Transcribe every line exactly. Leave the pictures behind.

- _Recorded data_:
══════
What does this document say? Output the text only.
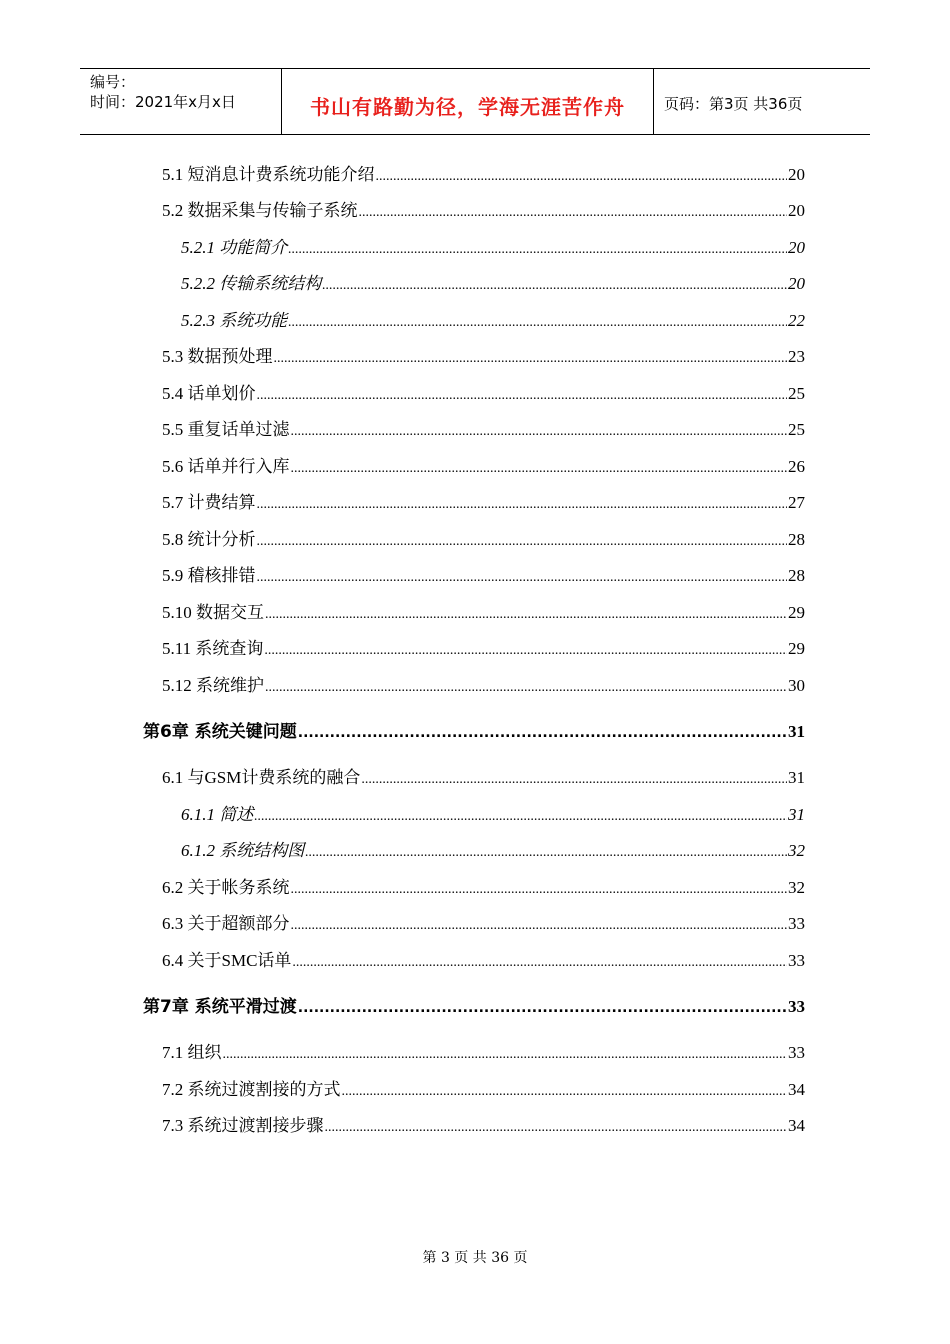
编号：
时间：2021年x月x日	书山有路勤为径，学海无涯苦作舟	页码：第3页 共36页
5.1 短消息计费系统功能介绍 .....	20
5.2 数据采集与传输子系统 .....	20
5.2.1 功能简介 .....	20
5.2.2 传输系统结构 .....	20
5.2.3 系统功能 .....	22
5.3 数据预处理 .....	23
5.4 话单划价 .....	25
5.5 重复话单过滤 .....	25
5.6 话单并行入库 .....	26
5.7 计费结算 .....	27
5.8 统计分析 .....	28
5.9 稽核排错 .....	28
5.10 数据交互 .....	29
5.11 系统查询 .....	29
5.12 系统维护 .....	30
第6章 系统关键问题 .....	31
6.1 与GSM计费系统的融合 .....	31
6.1.1 简述 .....	31
6.1.2 系统结构图 .....	32
6.2 关于帐务系统 .....	32
6.3 关于超额部分 .....	33
6.4 关于SMC话单 .....	33
第7章 系统平滑过渡 .....	33
7.1 组织 .....	33
7.2 系统过渡割接的方式 .....	34
7.3 系统过渡割接步骤 .....	34
第 3 页 共 36 页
══════
- _Exercise result_:
What does this document say? Output the text only.
编号：
时间：2021年x月x日	书山有路勤为径，学海无涯苦作舟	页码：第3页 共36页
5.1 短消息计费系统功能介绍 .....	20
5.2 数据采集与传输子系统 .....	20
5.2.1 功能简介 .....	20
5.2.2 传输系统结构 .....	20
5.2.3 系统功能 .....	22
5.3 数据预处理 .....	23
5.4 话单划价 .....	25
5.5 重复话单过滤 .....	25
5.6 话单并行入库 .....	26
5.7 计费结算 .....	27
5.8 统计分析 .....	28
5.9 稽核排错 .....	28
5.10 数据交互 .....	29
5.11 系统查询 .....	29
5.12 系统维护 .....	30
第6章 系统关键问题 .....	31
6.1 与GSM计费系统的融合 .....	31
6.1.1 简述 .....	31
6.1.2 系统结构图 .....	32
6.2 关于帐务系统 .....	32
6.3 关于超额部分 .....	33
6.4 关于SMC话单 .....	33
第7章 系统平滑过渡 .....	33
7.1 组织 .....	33
7.2 系统过渡割接的方式 .....	34
7.3 系统过渡割接步骤 .....	34
第 3 页 共 36 页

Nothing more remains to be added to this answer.